* _GIVEN RECORDS_:
## Start
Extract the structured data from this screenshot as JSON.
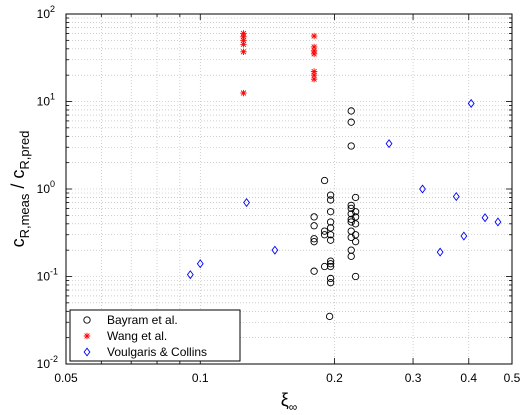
{
  "chart_data": {
    "type": "scatter",
    "title": "",
    "xlabel": "ξ",
    "xlabel_sub": "∞",
    "ylabel_main": "c",
    "ylabel_sub1": "R,meas",
    "ylabel_sep": " / c",
    "ylabel_sub2": "R,pred",
    "xscale": "log",
    "yscale": "log",
    "xlim": [
      0.05,
      0.5
    ],
    "ylim": [
      0.01,
      100
    ],
    "grid": true,
    "legend_position": "bottom-left",
    "x_ticks": [
      {
        "value": 0.05,
        "label": "0.05"
      },
      {
        "value": 0.1,
        "label": "0.1"
      },
      {
        "value": 0.2,
        "label": "0.2"
      },
      {
        "value": 0.3,
        "label": "0.3"
      },
      {
        "value": 0.4,
        "label": "0.4"
      },
      {
        "value": 0.5,
        "label": "0.5"
      }
    ],
    "y_ticks": [
      {
        "value": 0.01,
        "base": "10",
        "exp": "-2"
      },
      {
        "value": 0.1,
        "base": "10",
        "exp": "-1"
      },
      {
        "value": 1,
        "base": "10",
        "exp": "0"
      },
      {
        "value": 10,
        "base": "10",
        "exp": "1"
      },
      {
        "value": 100,
        "base": "10",
        "exp": "2"
      }
    ],
    "series": [
      {
        "name": "Bayram et al.",
        "marker": "circle",
        "color": "#000000",
        "points": [
          [
            0.18,
            0.25
          ],
          [
            0.18,
            0.27
          ],
          [
            0.18,
            0.38
          ],
          [
            0.18,
            0.48
          ],
          [
            0.18,
            0.115
          ],
          [
            0.19,
            0.3
          ],
          [
            0.19,
            0.33
          ],
          [
            0.19,
            0.13
          ],
          [
            0.19,
            1.25
          ],
          [
            0.195,
            0.035
          ],
          [
            0.196,
            0.085
          ],
          [
            0.196,
            0.095
          ],
          [
            0.196,
            0.14
          ],
          [
            0.196,
            0.13
          ],
          [
            0.196,
            0.15
          ],
          [
            0.196,
            0.26
          ],
          [
            0.196,
            0.3
          ],
          [
            0.196,
            0.36
          ],
          [
            0.196,
            0.42
          ],
          [
            0.196,
            0.55
          ],
          [
            0.196,
            0.85
          ],
          [
            0.196,
            0.75
          ],
          [
            0.218,
            7.8
          ],
          [
            0.218,
            5.8
          ],
          [
            0.218,
            3.1
          ],
          [
            0.218,
            0.65
          ],
          [
            0.218,
            0.6
          ],
          [
            0.218,
            0.52
          ],
          [
            0.218,
            0.45
          ],
          [
            0.218,
            0.42
          ],
          [
            0.218,
            0.33
          ],
          [
            0.218,
            0.28
          ],
          [
            0.218,
            0.2
          ],
          [
            0.218,
            0.17
          ],
          [
            0.223,
            0.8
          ],
          [
            0.223,
            0.55
          ],
          [
            0.223,
            0.48
          ],
          [
            0.223,
            0.4
          ],
          [
            0.223,
            0.3
          ],
          [
            0.223,
            0.25
          ],
          [
            0.223,
            0.1
          ]
        ]
      },
      {
        "name": "Wang et al.",
        "marker": "asterisk",
        "color": "#ff0000",
        "points": [
          [
            0.125,
            60
          ],
          [
            0.125,
            55
          ],
          [
            0.125,
            50
          ],
          [
            0.125,
            45
          ],
          [
            0.125,
            37
          ],
          [
            0.125,
            12.5
          ],
          [
            0.18,
            56
          ],
          [
            0.18,
            42
          ],
          [
            0.18,
            38
          ],
          [
            0.18,
            35
          ],
          [
            0.18,
            22
          ],
          [
            0.18,
            20
          ],
          [
            0.18,
            18
          ]
        ]
      },
      {
        "name": "Voulgaris & Collins",
        "marker": "diamond",
        "color": "#0000ff",
        "points": [
          [
            0.095,
            0.105
          ],
          [
            0.1,
            0.14
          ],
          [
            0.127,
            0.7
          ],
          [
            0.147,
            0.2
          ],
          [
            0.265,
            3.3
          ],
          [
            0.315,
            1.0
          ],
          [
            0.345,
            0.19
          ],
          [
            0.375,
            0.82
          ],
          [
            0.39,
            0.29
          ],
          [
            0.405,
            9.5
          ],
          [
            0.435,
            0.47
          ],
          [
            0.465,
            0.42
          ]
        ]
      }
    ]
  }
}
## End
* _WHAT IS BEING ASKED_:
In the listing, find every line containing the word "marker" and list it.

* _CORRECT ANSWER_:
        "marker": "circle",
        "marker": "asterisk",
        "marker": "diamond",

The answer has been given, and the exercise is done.